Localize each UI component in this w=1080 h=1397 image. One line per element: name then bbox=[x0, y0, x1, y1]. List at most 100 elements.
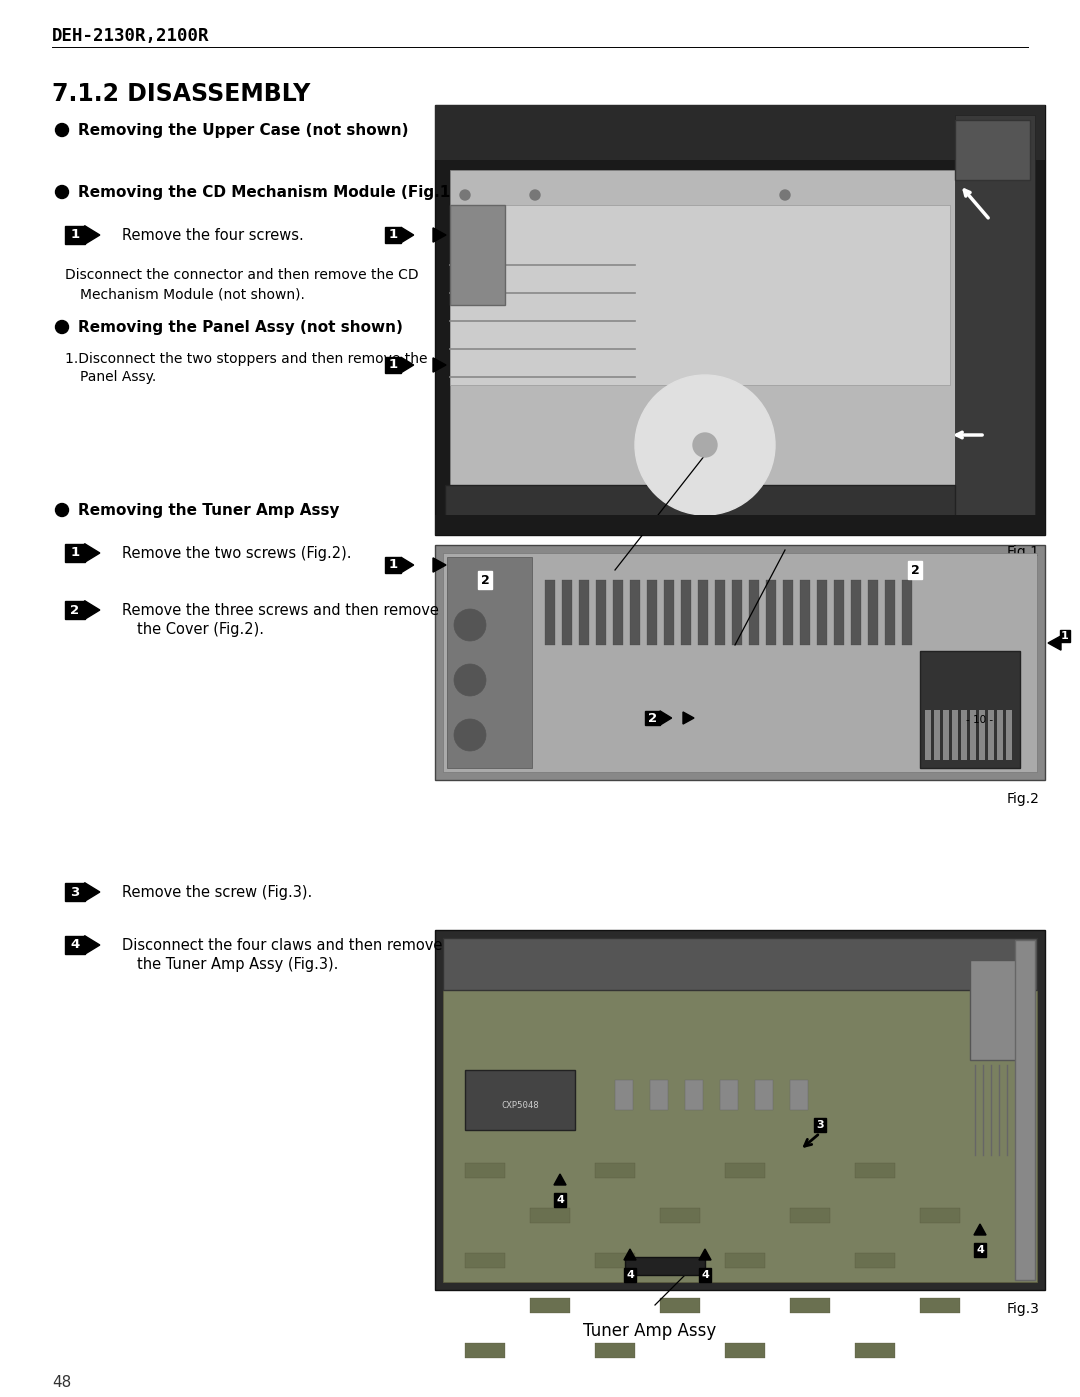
Bar bbox=[65, 936, 84, 954]
Bar bbox=[443, 937, 1037, 990]
Bar bbox=[988, 710, 994, 760]
Bar bbox=[630, 580, 640, 645]
Bar bbox=[384, 228, 401, 243]
Bar bbox=[750, 580, 759, 645]
Text: Tuner Amp Assy: Tuner Amp Assy bbox=[583, 1322, 717, 1340]
Text: 4: 4 bbox=[70, 939, 79, 951]
Bar bbox=[943, 710, 949, 760]
Polygon shape bbox=[624, 1249, 636, 1260]
Bar bbox=[1005, 710, 1012, 760]
Circle shape bbox=[55, 320, 68, 334]
Text: Fig.3: Fig.3 bbox=[1008, 1302, 1040, 1316]
Text: Removing the CD Mechanism Module (Fig.1): Removing the CD Mechanism Module (Fig.1) bbox=[78, 184, 457, 200]
Circle shape bbox=[55, 123, 68, 137]
Text: Remove the four screws.: Remove the four screws. bbox=[122, 228, 303, 243]
Text: 4: 4 bbox=[556, 1194, 564, 1206]
Bar bbox=[855, 1253, 895, 1268]
Bar bbox=[647, 580, 657, 645]
Bar bbox=[1015, 940, 1035, 1280]
Bar bbox=[720, 1080, 738, 1111]
Text: Panel Assy.: Panel Assy. bbox=[80, 370, 157, 384]
Text: 48: 48 bbox=[52, 1375, 71, 1390]
Bar bbox=[435, 105, 1045, 161]
Bar bbox=[465, 1253, 505, 1268]
Circle shape bbox=[460, 190, 470, 200]
Bar bbox=[855, 1162, 895, 1178]
Text: 2: 2 bbox=[481, 574, 489, 587]
Text: 2: 2 bbox=[70, 604, 79, 616]
Bar bbox=[443, 553, 1037, 773]
Text: 1.Disconnect the two stoppers and then remove the: 1.Disconnect the two stoppers and then r… bbox=[65, 352, 428, 366]
Bar bbox=[435, 515, 1045, 535]
Polygon shape bbox=[433, 557, 446, 573]
Bar bbox=[465, 1070, 575, 1130]
Text: 2: 2 bbox=[910, 563, 919, 577]
Polygon shape bbox=[699, 1249, 711, 1260]
Polygon shape bbox=[84, 543, 99, 563]
Bar bbox=[800, 580, 810, 645]
Bar bbox=[715, 580, 725, 645]
Bar bbox=[530, 1298, 570, 1313]
Bar bbox=[613, 580, 623, 645]
Text: 4: 4 bbox=[626, 1270, 634, 1280]
Circle shape bbox=[693, 433, 717, 457]
Polygon shape bbox=[401, 228, 414, 243]
Text: DEH-2130R,2100R: DEH-2130R,2100R bbox=[52, 27, 210, 45]
Text: CXP5048: CXP5048 bbox=[501, 1101, 539, 1109]
Bar bbox=[789, 1298, 831, 1313]
Polygon shape bbox=[554, 1173, 566, 1185]
Bar bbox=[660, 1298, 700, 1313]
Text: Removing the Panel Assy (not shown): Removing the Panel Assy (not shown) bbox=[78, 320, 403, 335]
Bar bbox=[834, 580, 843, 645]
Bar bbox=[685, 1080, 703, 1111]
Bar bbox=[435, 930, 1045, 1289]
Bar bbox=[789, 1080, 808, 1111]
Bar bbox=[447, 557, 532, 768]
Bar bbox=[65, 883, 84, 901]
Circle shape bbox=[635, 374, 775, 515]
Text: Remove the three screws and then remove: Remove the three screws and then remove bbox=[122, 604, 438, 617]
Text: 1: 1 bbox=[70, 546, 79, 560]
Bar bbox=[595, 1162, 635, 1178]
Bar bbox=[755, 1080, 773, 1111]
Text: 1: 1 bbox=[389, 559, 397, 571]
Bar bbox=[885, 580, 895, 645]
Text: 1: 1 bbox=[389, 229, 397, 242]
Bar bbox=[725, 1343, 765, 1358]
Text: 1: 1 bbox=[1062, 631, 1069, 641]
Text: Fig.2: Fig.2 bbox=[1008, 792, 1040, 806]
Bar bbox=[961, 710, 967, 760]
Bar bbox=[450, 170, 960, 520]
Polygon shape bbox=[433, 358, 446, 372]
Polygon shape bbox=[401, 557, 414, 573]
Bar bbox=[435, 105, 1045, 535]
Bar bbox=[955, 115, 1035, 525]
Polygon shape bbox=[1048, 636, 1061, 650]
Bar bbox=[65, 543, 84, 563]
Text: the Cover (Fig.2).: the Cover (Fig.2). bbox=[137, 622, 264, 637]
Bar bbox=[465, 1162, 505, 1178]
Bar bbox=[924, 710, 931, 760]
Bar bbox=[732, 580, 742, 645]
Polygon shape bbox=[84, 226, 99, 244]
Text: 3: 3 bbox=[816, 1120, 824, 1130]
Circle shape bbox=[780, 190, 789, 200]
Text: 1: 1 bbox=[389, 359, 397, 372]
Bar bbox=[978, 710, 985, 760]
Circle shape bbox=[454, 719, 486, 752]
Text: Disconnect the four claws and then remove: Disconnect the four claws and then remov… bbox=[122, 937, 443, 953]
Bar bbox=[725, 1253, 765, 1268]
Bar bbox=[384, 358, 401, 373]
Text: Removing the Tuner Amp Assy: Removing the Tuner Amp Assy bbox=[78, 503, 339, 518]
Bar bbox=[920, 1208, 960, 1222]
Bar bbox=[562, 580, 572, 645]
Polygon shape bbox=[84, 936, 99, 954]
Bar bbox=[920, 1298, 960, 1313]
Circle shape bbox=[55, 186, 68, 198]
Bar bbox=[681, 580, 691, 645]
Text: Mechanism Module (not shown).: Mechanism Module (not shown). bbox=[80, 286, 305, 300]
Bar bbox=[465, 1343, 505, 1358]
Polygon shape bbox=[84, 601, 99, 619]
Bar bbox=[450, 205, 950, 386]
Bar bbox=[783, 580, 793, 645]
========================================================================
* EXERCISE PROMPT *
Reproduce verbatim the stretch of the records from the line containing "Bar bbox=[65, 936, 84, 954]" through the line containing "Bar bbox=[855, 1162, 895, 1178]", including both of those lines.

* SOLUTION FOR THIS EXERCISE *
Bar bbox=[65, 936, 84, 954]
Bar bbox=[443, 937, 1037, 990]
Bar bbox=[988, 710, 994, 760]
Bar bbox=[630, 580, 640, 645]
Bar bbox=[384, 228, 401, 243]
Bar bbox=[750, 580, 759, 645]
Text: Tuner Amp Assy: Tuner Amp Assy bbox=[583, 1322, 717, 1340]
Text: 4: 4 bbox=[70, 939, 79, 951]
Bar bbox=[943, 710, 949, 760]
Polygon shape bbox=[624, 1249, 636, 1260]
Bar bbox=[1005, 710, 1012, 760]
Circle shape bbox=[55, 320, 68, 334]
Text: Fig.3: Fig.3 bbox=[1008, 1302, 1040, 1316]
Text: Removing the CD Mechanism Module (Fig.1): Removing the CD Mechanism Module (Fig.1) bbox=[78, 184, 457, 200]
Circle shape bbox=[55, 123, 68, 137]
Text: Remove the four screws.: Remove the four screws. bbox=[122, 228, 303, 243]
Text: 4: 4 bbox=[556, 1194, 564, 1206]
Bar bbox=[855, 1253, 895, 1268]
Bar bbox=[647, 580, 657, 645]
Bar bbox=[1015, 940, 1035, 1280]
Bar bbox=[720, 1080, 738, 1111]
Text: Panel Assy.: Panel Assy. bbox=[80, 370, 157, 384]
Text: 48: 48 bbox=[52, 1375, 71, 1390]
Bar bbox=[435, 105, 1045, 161]
Bar bbox=[465, 1253, 505, 1268]
Circle shape bbox=[460, 190, 470, 200]
Bar bbox=[855, 1162, 895, 1178]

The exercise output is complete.